**Requirements:** Report all lines from the entries below in which "эклиптики" appears.

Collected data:

+---+

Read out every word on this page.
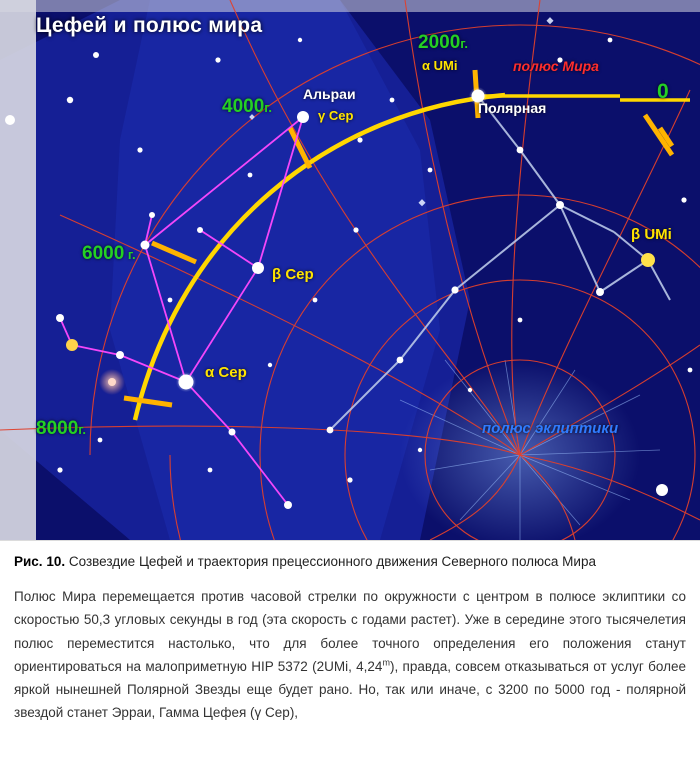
Цефей и полюс мира
2000г.
4000г.
6000 г.
8000г.
0
Альраи
γ Сер	Полярная
α UMi	полюс Мира
β Сер
α Сер
β UMi
полюс эклиптики
Рис. 10. Созвездие Цефей и траектория прецессионного движения Северного полюса Мира
Полюс Мира перемещается против часовой стрелки по окружности с центром в полюсе эклиптики со скоростью 50,3 угловых секунды в год (эта скорость с годами растет). Уже в середине этого тысячелетия полюс переместится настолько, что для более точного определения его положения станут ориентироваться на малоприметную HIP 5372 (2UMi, 4,24$^m$), правда, совсем отказываться от услуг более яркой нынешней Полярной Звезды еще будет рано. Но, так или иначе, с 3200 по 5000 год - полярной звездой станет Эрраи, Гамма Цефея (γ Сер),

+---+

**Answer to this exercise:**
полюс эклиптики
Полюс Мира перемещается против часовой стрелки по окружности с центром в полюсе эклиптики со скоростью 50,3 угловых секунды в год (эта скорость с годами растет). Уже в середине этого тысячелетия полюс переместится настолько, что для более точного определения его положения станут ориентироваться на малоприметную HIP 5372 (2UMi, 4,24$^m$), правда, совсем отказываться от услуг более яркой нынешней Полярной Звезды еще будет рано. Но, так или иначе, с 3200 по 5000 год - полярной звездой станет Эрраи, Гамма Цефея (γ Сер),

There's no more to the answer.